Work to complete — Go through the listing below and show each line that has the word "object".

┄┄┄┄┄┄┄┄┄┄┄┄┄┄┄┄┄┄┄┄

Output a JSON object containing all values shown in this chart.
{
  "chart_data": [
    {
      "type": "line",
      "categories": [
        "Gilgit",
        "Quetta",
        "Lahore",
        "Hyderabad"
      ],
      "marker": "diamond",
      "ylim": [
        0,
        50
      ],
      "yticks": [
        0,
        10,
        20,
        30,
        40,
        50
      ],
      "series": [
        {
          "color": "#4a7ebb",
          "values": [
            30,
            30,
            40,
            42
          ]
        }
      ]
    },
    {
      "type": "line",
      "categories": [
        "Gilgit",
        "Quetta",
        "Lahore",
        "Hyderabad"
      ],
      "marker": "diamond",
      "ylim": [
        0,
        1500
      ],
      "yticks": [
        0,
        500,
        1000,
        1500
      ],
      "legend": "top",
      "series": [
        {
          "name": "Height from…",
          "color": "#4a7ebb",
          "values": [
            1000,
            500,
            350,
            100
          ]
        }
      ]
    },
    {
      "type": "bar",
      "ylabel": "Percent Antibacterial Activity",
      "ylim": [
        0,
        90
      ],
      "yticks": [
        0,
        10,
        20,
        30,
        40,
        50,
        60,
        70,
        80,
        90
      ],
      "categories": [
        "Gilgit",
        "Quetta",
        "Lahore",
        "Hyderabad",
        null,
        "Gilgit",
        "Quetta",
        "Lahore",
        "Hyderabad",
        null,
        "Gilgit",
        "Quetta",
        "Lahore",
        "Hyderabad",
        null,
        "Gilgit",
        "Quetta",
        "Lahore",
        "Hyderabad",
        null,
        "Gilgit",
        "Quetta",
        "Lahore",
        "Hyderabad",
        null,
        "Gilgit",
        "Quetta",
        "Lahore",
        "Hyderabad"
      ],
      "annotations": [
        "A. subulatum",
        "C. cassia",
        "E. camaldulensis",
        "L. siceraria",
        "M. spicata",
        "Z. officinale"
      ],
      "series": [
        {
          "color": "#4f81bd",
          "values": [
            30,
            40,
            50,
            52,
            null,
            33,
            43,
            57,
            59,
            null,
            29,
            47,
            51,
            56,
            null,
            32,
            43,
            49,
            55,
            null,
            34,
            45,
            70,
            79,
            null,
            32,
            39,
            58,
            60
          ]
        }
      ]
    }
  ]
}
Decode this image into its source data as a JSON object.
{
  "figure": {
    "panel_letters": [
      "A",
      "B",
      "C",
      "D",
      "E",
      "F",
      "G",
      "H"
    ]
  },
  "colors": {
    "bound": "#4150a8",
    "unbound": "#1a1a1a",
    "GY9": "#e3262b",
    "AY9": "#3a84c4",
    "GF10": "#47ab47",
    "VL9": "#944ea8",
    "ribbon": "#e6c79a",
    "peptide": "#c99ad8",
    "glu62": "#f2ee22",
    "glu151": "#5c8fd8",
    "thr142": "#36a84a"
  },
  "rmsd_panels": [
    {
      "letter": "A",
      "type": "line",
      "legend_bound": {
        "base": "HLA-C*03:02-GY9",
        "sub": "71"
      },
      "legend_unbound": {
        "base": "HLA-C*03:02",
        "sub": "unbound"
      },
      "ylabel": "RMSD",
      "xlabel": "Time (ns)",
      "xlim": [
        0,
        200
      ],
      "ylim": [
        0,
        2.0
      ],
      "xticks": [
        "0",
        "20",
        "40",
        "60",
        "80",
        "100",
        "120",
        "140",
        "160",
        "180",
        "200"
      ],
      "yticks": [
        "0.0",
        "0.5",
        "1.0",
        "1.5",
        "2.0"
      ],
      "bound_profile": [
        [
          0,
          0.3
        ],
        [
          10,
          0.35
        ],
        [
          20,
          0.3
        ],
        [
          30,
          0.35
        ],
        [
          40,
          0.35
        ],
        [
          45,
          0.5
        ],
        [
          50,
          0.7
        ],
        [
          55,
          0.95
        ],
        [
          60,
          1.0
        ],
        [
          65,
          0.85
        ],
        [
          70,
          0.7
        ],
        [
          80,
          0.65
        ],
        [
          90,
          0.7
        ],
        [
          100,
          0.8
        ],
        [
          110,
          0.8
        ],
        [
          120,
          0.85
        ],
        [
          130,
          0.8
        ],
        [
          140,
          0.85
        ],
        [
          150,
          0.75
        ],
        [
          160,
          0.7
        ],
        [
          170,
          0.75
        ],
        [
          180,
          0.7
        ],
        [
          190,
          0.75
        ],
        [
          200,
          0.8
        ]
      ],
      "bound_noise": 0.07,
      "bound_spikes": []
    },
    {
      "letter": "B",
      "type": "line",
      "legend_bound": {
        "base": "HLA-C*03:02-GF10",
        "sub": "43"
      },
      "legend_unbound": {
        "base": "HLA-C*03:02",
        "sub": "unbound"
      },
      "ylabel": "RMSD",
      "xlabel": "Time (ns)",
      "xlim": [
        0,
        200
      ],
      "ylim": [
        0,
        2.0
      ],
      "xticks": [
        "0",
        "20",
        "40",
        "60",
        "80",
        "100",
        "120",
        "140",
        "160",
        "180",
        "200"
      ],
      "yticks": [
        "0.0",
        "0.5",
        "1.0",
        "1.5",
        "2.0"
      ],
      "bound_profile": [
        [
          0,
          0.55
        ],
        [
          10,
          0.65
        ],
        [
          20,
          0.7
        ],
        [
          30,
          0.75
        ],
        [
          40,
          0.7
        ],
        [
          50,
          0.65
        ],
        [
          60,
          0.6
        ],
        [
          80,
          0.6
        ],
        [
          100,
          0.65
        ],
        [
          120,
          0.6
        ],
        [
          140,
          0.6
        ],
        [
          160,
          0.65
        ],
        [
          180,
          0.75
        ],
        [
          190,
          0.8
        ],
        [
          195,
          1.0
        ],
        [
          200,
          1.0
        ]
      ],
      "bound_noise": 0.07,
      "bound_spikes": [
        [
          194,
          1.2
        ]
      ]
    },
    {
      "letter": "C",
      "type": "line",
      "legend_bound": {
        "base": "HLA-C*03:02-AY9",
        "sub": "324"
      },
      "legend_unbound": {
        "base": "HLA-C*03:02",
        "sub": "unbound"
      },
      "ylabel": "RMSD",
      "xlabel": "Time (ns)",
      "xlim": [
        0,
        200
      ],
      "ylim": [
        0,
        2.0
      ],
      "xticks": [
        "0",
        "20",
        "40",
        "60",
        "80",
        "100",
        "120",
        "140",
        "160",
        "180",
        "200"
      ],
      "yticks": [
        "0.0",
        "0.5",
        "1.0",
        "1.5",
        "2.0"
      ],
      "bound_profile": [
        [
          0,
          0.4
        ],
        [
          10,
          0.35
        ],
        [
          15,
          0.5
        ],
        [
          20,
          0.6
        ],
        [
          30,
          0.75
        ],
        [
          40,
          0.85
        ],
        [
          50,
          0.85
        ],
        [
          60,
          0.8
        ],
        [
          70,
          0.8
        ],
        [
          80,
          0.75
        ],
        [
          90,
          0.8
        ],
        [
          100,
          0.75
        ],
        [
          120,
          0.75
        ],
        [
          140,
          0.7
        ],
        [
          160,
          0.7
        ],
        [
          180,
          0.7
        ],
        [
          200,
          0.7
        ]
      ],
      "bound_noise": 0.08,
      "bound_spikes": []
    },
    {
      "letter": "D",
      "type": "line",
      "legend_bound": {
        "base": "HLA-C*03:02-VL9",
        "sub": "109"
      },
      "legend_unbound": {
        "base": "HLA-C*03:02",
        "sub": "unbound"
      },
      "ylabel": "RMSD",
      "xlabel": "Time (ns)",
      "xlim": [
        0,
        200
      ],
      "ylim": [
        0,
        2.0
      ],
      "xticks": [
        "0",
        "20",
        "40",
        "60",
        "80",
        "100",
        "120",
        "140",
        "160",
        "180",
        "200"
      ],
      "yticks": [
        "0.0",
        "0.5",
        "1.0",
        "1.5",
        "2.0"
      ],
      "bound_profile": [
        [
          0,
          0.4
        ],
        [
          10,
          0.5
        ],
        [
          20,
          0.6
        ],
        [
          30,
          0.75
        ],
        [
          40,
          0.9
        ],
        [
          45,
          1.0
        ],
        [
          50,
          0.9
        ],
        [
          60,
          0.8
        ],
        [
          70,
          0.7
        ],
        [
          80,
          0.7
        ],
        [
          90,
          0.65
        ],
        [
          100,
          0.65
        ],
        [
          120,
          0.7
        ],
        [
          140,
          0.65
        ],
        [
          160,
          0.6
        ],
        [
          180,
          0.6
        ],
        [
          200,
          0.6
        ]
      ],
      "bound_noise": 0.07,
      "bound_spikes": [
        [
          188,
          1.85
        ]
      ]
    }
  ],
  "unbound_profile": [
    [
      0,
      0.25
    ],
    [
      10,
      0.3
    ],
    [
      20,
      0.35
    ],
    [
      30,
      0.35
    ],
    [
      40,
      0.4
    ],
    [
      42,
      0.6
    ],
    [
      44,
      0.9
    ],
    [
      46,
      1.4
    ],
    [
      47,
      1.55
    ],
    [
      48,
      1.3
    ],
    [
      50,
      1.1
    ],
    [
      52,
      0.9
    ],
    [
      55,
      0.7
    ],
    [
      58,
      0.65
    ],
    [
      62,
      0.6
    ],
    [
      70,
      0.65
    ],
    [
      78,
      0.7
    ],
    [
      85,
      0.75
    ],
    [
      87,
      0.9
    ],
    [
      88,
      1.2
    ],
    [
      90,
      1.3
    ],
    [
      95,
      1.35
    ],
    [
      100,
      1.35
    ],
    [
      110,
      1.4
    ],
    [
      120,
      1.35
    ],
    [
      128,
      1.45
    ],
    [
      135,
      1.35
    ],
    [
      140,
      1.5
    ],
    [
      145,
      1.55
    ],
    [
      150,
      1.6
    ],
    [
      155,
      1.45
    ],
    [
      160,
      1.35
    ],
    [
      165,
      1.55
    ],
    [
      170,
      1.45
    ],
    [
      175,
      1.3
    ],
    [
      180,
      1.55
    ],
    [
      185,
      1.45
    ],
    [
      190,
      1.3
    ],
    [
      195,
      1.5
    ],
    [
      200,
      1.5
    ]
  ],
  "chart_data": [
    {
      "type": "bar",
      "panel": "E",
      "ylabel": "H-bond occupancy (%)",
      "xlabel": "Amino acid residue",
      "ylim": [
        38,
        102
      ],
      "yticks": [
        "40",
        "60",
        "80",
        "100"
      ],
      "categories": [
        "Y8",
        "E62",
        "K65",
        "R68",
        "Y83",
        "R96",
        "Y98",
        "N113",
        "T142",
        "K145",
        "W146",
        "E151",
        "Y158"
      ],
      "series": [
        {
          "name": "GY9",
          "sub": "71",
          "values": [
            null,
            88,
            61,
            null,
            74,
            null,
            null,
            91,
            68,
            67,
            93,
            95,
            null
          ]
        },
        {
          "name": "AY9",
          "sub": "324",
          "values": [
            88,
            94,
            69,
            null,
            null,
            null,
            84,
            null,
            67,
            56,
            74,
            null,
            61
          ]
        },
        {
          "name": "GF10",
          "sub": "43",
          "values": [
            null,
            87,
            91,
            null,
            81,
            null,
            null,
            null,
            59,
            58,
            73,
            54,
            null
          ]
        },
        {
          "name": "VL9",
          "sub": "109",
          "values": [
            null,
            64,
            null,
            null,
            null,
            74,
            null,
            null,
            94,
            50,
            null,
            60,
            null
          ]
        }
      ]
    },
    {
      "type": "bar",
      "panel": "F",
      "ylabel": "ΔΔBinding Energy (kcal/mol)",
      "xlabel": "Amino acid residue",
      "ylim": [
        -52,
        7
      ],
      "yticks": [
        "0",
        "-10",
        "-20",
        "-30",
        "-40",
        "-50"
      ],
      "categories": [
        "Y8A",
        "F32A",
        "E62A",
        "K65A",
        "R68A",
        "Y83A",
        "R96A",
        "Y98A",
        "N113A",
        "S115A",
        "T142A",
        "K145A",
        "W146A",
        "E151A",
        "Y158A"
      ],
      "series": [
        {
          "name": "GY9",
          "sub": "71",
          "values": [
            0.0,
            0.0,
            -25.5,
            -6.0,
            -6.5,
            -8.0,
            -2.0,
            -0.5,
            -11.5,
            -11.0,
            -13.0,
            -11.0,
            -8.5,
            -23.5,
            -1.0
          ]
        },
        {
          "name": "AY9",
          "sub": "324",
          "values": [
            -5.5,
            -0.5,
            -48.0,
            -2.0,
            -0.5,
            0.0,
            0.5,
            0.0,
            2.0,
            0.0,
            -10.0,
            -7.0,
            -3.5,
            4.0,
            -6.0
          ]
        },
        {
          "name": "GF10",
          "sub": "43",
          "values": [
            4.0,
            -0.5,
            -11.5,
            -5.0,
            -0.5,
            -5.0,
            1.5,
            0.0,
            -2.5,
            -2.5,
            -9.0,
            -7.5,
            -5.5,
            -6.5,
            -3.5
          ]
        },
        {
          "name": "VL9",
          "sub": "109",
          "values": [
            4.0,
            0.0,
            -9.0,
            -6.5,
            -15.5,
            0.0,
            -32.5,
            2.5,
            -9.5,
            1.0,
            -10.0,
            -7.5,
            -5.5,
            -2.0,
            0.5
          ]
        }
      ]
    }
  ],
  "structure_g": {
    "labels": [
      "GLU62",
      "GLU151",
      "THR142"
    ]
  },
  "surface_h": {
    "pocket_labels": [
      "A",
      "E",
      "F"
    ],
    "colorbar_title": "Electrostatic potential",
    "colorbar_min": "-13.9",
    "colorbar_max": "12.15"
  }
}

┄┄┄┄┄┄┄┄┄┄┄┄┄┄┄┄┄┄┄┄

Written response —
Output a JSON object containing all values shown in this chart.
Decode this image into its source data as a JSON object.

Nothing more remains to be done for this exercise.